**WHAT THE EXERCISE ASKS:**
Every line of the records below should be restated exactly.

= = = =

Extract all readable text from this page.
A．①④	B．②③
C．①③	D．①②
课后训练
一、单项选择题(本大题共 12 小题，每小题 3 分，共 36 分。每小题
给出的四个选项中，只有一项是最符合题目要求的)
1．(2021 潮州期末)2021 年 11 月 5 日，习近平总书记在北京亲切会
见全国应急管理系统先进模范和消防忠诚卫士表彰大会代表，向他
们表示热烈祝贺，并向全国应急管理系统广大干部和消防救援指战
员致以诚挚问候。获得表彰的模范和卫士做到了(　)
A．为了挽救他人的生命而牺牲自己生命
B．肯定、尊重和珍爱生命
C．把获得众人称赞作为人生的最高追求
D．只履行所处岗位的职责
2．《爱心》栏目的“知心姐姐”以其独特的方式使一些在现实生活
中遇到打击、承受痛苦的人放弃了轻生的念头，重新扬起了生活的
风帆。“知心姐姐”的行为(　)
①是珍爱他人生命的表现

= = = =

**RESPONSE BELOW:**
Extract all readable text from this page.
A．①④	B．②③
C．①③	D．①②
课后训练
一、单项选择题(本大题共 12 小题，每小题 3 分，共 36 分。每小题
给出的四个选项中，只有一项是最符合题目要求的)
1．(2021 潮州期末)2021 年 11 月 5 日，习近平总书记在北京亲切会
见全国应急管理系统先进模范和消防忠诚卫士表彰大会代表，向他
们表示热烈祝贺，并向全国应急管理系统广大干部和消防救援指战
员致以诚挚问候。获得表彰的模范和卫士做到了(　)
A．为了挽救他人的生命而牺牲自己生命
B．肯定、尊重和珍爱生命
C．把获得众人称赞作为人生的最高追求
D．只履行所处岗位的职责
2．《爱心》栏目的“知心姐姐”以其独特的方式使一些在现实生活
中遇到打击、承受痛苦的人放弃了轻生的念头，重新扬起了生活的
风帆。“知心姐姐”的行为(　)
①是珍爱他人生命的表现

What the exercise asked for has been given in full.